> _Dataset excerpts_
START

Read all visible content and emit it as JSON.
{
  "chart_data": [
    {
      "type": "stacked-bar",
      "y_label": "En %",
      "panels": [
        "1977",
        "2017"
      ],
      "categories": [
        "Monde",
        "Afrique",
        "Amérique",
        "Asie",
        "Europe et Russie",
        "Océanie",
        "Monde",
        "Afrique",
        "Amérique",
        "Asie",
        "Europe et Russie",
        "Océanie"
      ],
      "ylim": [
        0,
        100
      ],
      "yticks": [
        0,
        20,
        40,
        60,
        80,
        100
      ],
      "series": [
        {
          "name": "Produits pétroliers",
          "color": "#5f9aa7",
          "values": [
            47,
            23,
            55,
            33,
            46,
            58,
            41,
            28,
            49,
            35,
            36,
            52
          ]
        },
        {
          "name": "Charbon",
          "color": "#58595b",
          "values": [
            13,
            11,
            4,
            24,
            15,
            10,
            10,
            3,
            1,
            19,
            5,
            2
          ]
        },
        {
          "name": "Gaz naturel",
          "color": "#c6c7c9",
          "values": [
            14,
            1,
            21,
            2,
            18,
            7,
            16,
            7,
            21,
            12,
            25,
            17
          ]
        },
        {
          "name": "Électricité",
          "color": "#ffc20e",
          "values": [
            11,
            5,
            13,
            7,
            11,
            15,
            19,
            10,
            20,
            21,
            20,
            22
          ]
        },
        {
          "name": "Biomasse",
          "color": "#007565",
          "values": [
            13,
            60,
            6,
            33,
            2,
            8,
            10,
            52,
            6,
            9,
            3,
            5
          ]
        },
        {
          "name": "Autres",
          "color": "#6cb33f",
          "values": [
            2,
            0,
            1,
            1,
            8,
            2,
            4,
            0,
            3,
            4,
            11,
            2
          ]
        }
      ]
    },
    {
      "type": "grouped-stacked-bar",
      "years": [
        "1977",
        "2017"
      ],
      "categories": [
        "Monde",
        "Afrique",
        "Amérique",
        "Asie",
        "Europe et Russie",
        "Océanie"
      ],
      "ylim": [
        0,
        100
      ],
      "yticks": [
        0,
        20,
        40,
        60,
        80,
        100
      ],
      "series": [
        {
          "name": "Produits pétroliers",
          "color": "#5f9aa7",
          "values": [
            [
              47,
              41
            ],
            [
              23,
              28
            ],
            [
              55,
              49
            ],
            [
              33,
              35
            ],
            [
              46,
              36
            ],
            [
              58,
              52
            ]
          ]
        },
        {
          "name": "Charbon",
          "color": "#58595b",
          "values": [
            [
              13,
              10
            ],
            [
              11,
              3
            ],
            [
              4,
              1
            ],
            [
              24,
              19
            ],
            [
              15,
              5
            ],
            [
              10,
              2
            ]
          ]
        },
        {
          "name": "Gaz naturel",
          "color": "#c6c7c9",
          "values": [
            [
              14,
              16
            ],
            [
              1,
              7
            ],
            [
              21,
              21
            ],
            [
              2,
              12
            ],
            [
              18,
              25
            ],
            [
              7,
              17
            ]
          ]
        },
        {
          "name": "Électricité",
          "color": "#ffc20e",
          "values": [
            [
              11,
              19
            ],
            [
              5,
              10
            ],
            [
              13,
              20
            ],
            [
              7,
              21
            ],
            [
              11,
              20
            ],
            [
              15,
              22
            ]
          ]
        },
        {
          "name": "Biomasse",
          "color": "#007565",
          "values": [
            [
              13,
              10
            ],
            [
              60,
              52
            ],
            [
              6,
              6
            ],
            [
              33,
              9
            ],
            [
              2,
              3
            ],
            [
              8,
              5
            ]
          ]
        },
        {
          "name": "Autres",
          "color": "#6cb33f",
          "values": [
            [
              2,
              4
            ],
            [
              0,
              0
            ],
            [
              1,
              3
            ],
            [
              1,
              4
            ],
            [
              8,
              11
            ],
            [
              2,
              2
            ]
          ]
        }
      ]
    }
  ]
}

END

> _What the task requires_
Repeat every entry exactly, please.

> _Response for this exercise_
Read all visible content and emit it as JSON.
{
  "chart_data": [
    {
      "type": "stacked-bar",
      "y_label": "En %",
      "panels": [
        "1977",
        "2017"
      ],
      "categories": [
        "Monde",
        "Afrique",
        "Amérique",
        "Asie",
        "Europe et Russie",
        "Océanie",
        "Monde",
        "Afrique",
        "Amérique",
        "Asie",
        "Europe et Russie",
        "Océanie"
      ],
      "ylim": [
        0,
        100
      ],
      "yticks": [
        0,
        20,
        40,
        60,
        80,
        100
      ],
      "series": [
        {
          "name": "Produits pétroliers",
          "color": "#5f9aa7",
          "values": [
            47,
            23,
            55,
            33,
            46,
            58,
            41,
            28,
            49,
            35,
            36,
            52
          ]
        },
        {
          "name": "Charbon",
          "color": "#58595b",
          "values": [
            13,
            11,
            4,
            24,
            15,
            10,
            10,
            3,
            1,
            19,
            5,
            2
          ]
        },
        {
          "name": "Gaz naturel",
          "color": "#c6c7c9",
          "values": [
            14,
            1,
            21,
            2,
            18,
            7,
            16,
            7,
            21,
            12,
            25,
            17
          ]
        },
        {
          "name": "Électricité",
          "color": "#ffc20e",
          "values": [
            11,
            5,
            13,
            7,
            11,
            15,
            19,
            10,
            20,
            21,
            20,
            22
          ]
        },
        {
          "name": "Biomasse",
          "color": "#007565",
          "values": [
            13,
            60,
            6,
            33,
            2,
            8,
            10,
            52,
            6,
            9,
            3,
            5
          ]
        },
        {
          "name": "Autres",
          "color": "#6cb33f",
          "values": [
            2,
            0,
            1,
            1,
            8,
            2,
            4,
            0,
            3,
            4,
            11,
            2
          ]
        }
      ]
    },
    {
      "type": "grouped-stacked-bar",
      "years": [
        "1977",
        "2017"
      ],
      "categories": [
        "Monde",
        "Afrique",
        "Amérique",
        "Asie",
        "Europe et Russie",
        "Océanie"
      ],
      "ylim": [
        0,
        100
      ],
      "yticks": [
        0,
        20,
        40,
        60,
        80,
        100
      ],
      "series": [
        {
          "name": "Produits pétroliers",
          "color": "#5f9aa7",
          "values": [
            [
              47,
              41
            ],
            [
              23,
              28
            ],
            [
              55,
              49
            ],
            [
              33,
              35
            ],
            [
              46,
              36
            ],
            [
              58,
              52
            ]
          ]
        },
        {
          "name": "Charbon",
          "color": "#58595b",
          "values": [
            [
              13,
              10
            ],
            [
              11,
              3
            ],
            [
              4,
              1
            ],
            [
              24,
              19
            ],
            [
              15,
              5
            ],
            [
              10,
              2
            ]
          ]
        },
        {
          "name": "Gaz naturel",
          "color": "#c6c7c9",
          "values": [
            [
              14,
              16
            ],
            [
              1,
              7
            ],
            [
              21,
              21
            ],
            [
              2,
              12
            ],
            [
              18,
              25
            ],
            [
              7,
              17
            ]
          ]
        },
        {
          "name": "Électricité",
          "color": "#ffc20e",
          "values": [
            [
              11,
              19
            ],
            [
              5,
              10
            ],
            [
              13,
              20
            ],
            [
              7,
              21
            ],
            [
              11,
              20
            ],
            [
              15,
              22
            ]
          ]
        },
        {
          "name": "Biomasse",
          "color": "#007565",
          "values": [
            [
              13,
              10
            ],
            [
              60,
              52
            ],
            [
              6,
              6
            ],
            [
              33,
              9
            ],
            [
              2,
              3
            ],
            [
              8,
              5
            ]
          ]
        },
        {
          "name": "Autres",
          "color": "#6cb33f",
          "values": [
            [
              2,
              4
            ],
            [
              0,
              0
            ],
            [
              1,
              3
            ],
            [
              1,
              4
            ],
            [
              8,
              11
            ],
            [
              2,
              2
            ]
          ]
        }
      ]
    }
  ]
}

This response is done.